• _Brief_: Search the entries below. Return every line that has "skall" in it.

— START —

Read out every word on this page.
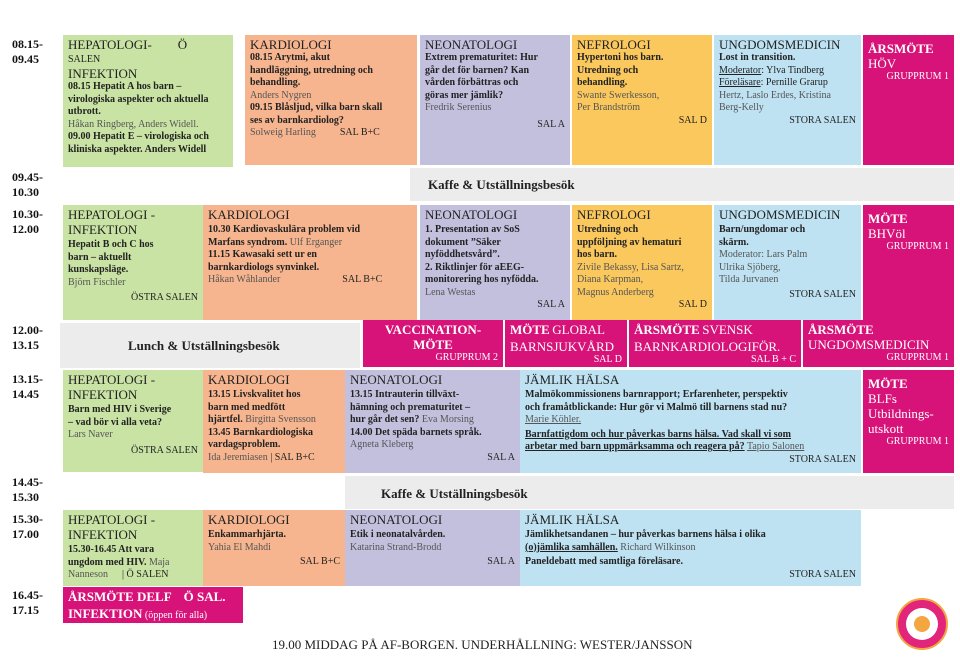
08.15-
09.45
09.45-
10.30
10.30-
12.00
12.00-
13.15
13.15-
14.45
14.45-
15.30
15.30-
17.00
16.45-
17.15
Kaffe & Utställningsbesök
Lunch & Utställningsbesök
Kaffe & Utställningsbesök
HEPATOLOGI- Ö
SALEN
INFEKTION
08.15 Hepatit A hos barn –
virologiska aspekter och aktuella
utbrott.
Håkan Ringberg, Anders Widell.
09.00 Hepatit E – virologiska och
kliniska aspekter. Anders Widell
HEPATOLOGI -
INFEKTION
Hepatit B och C hos
barn – aktuellt
kunskapsläge.
Björn Fischler
ÖSTRA SALEN
HEPATOLOGI -
INFEKTION
Barn med HIV i Sverige
– vad bör vi alla veta?
Lars Naver
ÖSTRA SALEN
HEPATOLOGI -
INFEKTION
15.30-16.45 Att vara
ungdom med HIV. Maja
Nanneson | Ö SALEN
ÅRSMÖTE DELF Ö SAL.
INFEKTION (öppen för alla)
KARDIOLOGI
08.15 Arytmi, akut
handläggning, utredning och
behandling.
Anders Nygren
09.15 Blåsljud, vilka barn skall
ses av barnkardiolog?
Solweig Harling SAL B+C
KARDIOLOGI
10.30 Kardiovaskulära problem vid
Marfans syndrom. Ulf Erganger
11.15 Kawasaki sett ur en
barnkardiologs synvinkel.
Håkan Wåhlander	SAL B+C
KARDIOLOGI
13.15 Livskvalitet hos
barn med medfött
hjärtfel. Birgitta Svensson
13.45 Barnkardiologiska
vardagsproblem.
Ida Jeremiasen | SAL B+C
KARDIOLOGI
Enkammarhjärta.
Yahia El Mahdi
SAL B+C
NEONATOLOGI
Extrem prematuritet: Hur
går det för barnen? Kan
vården förbättras och
göras mer jämlik?
Fredrik Serenius
SAL A
NEONATOLOGI
1. Presentation av SoS
dokument ”Säker
nyföddhetsvård”.
2. Riktlinjer för aEEG-
monitorering hos nyfödda.
Lena Westas
SAL A
NEONATOLOGI
13.15 Intrauterin tillväxt-
hämning och prematuritet –
hur går det sen? Eva Morsing
14.00 Det späda barnets språk.
Agneta Kleberg
SAL A
NEONATOLOGI
Etik i neonatalvården.
Katarina Strand-Brodd
SAL A
NEFROLOGI
Hypertoni hos barn.
Utredning och
behandling.
Swante Swerkesson,
Per Brandström
SAL D
NEFROLOGI
Utredning och
uppföljning av hematuri
hos barn.
Zivile Bekassy, Lisa Sartz,
Diana Karpman,
Magnus Anderberg
SAL D
UNGDOMSMEDICIN
Lost in transition.
Moderator: Ylva Tindberg
Föreläsare: Pernille Grarup
Hertz, Laslo Erdes, Kristina
Berg-Kelly
STORA SALEN
UNGDOMSMEDICIN
Barn/ungdomar och
skärm.
Moderator: Lars Palm
Ulrika Sjöberg,
Tilda Jurvanen
STORA SALEN
ÅRSMÖTE
HÖV
GRUPPRUM 1
MÖTE
BHVöl
GRUPPRUM 1
ÅRSMÖTE
UNGDOMSMEDICIN
GRUPPRUM 1
MÖTE
BLFs
Utbildnings-
utskott
GRUPPRUM 1
VACCINATION-
MÖTE
GRUPPRUM 2
MÖTE GLOBAL
BARNSJUKVÅRD
SAL D
ÅRSMÖTE SVENSK
BARNKARDIOLOGIFÖR.
SAL B + C
JÄMLIK HÄLSA
Malmökommissionens barnrapport; Erfarenheter, perspektiv
och framåtblickande: Hur gör vi Malmö till barnens stad nu?
Marie Köhler.
Barnfattigdom och hur påverkas barns hälsa. Vad skall vi som
arbetar med barn uppmärksamma och reagera på? Tapio Salonen
STORA SALEN
JÄMLIK HÄLSA
Jämlikhetsandanen – hur påverkas barnens hälsa i olika
(o)jämlika samhällen. Richard Wilkinson
Paneldebatt med samtliga föreläsare.
STORA SALEN
19.00 MIDDAG PÅ AF-BORGEN. UNDERHÅLLNING: WESTER/JANSSON
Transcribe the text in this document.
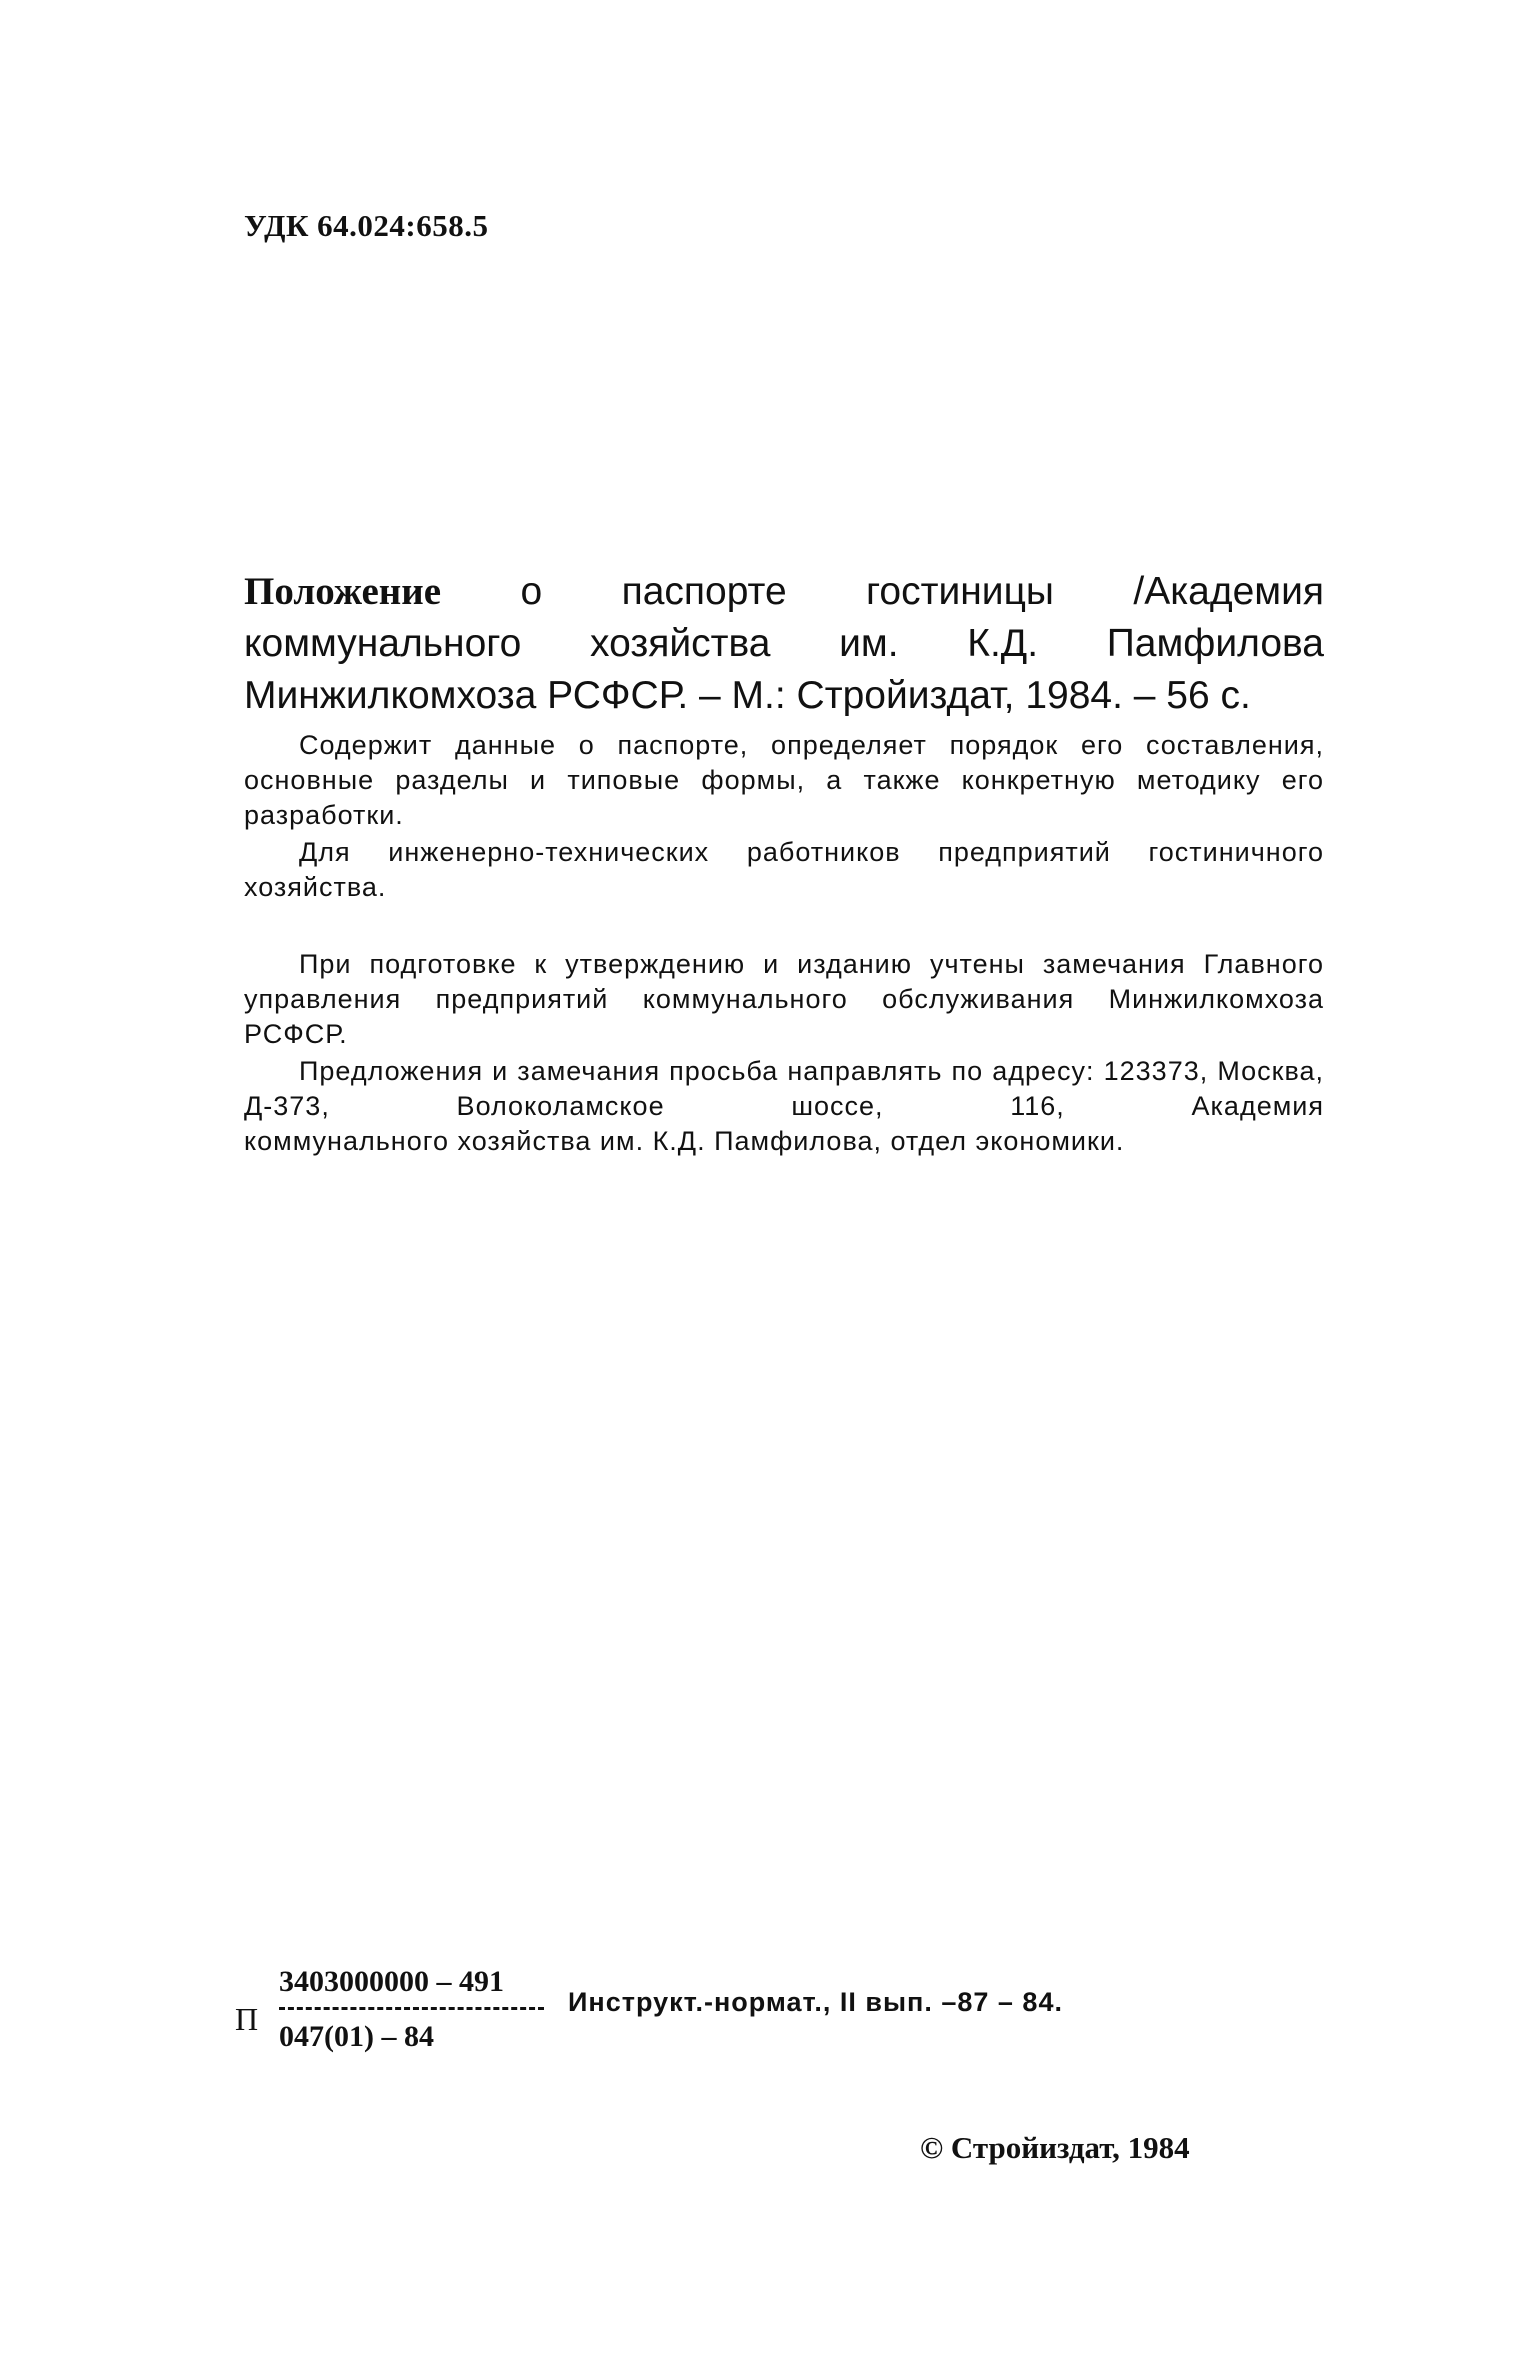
УДК 64.024:658.5

Положение о паспорте гостиницы /Академия коммунального хозяйства им. К.Д. Памфилова Минжилкомхоза РСФСР. – М.: Стройиздат, 1984. – 56 с.

Содержит данные о паспорте, определяет порядок его составления, основные разделы и типовые формы, а также конкретную методику его разработки.

Для инженерно-технических работников предприятий гостиничного хозяйства.

При подготовке к утверждению и изданию учтены замечания Главного управления предприятий коммунального обслуживания Минжилкомхоза РСФСР.

Предложения и замечания просьба направлять по адресу: 123373, Москва, Д-373, Волоколамское шоссе, 116, Академия

коммунального хозяйства им. К.Д. Памфилова, отдел экономики.

П
3403000000 – 491
047(01) – 84
Инструкт.-нормат., II вып. –87 – 84.
© Стройиздат, 1984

— END —

• _Expected answer_:
09.15 Blåsljud, vilka barn skall
Barnfattigdom och hur påverkas barns hälsa. Vad skall vi som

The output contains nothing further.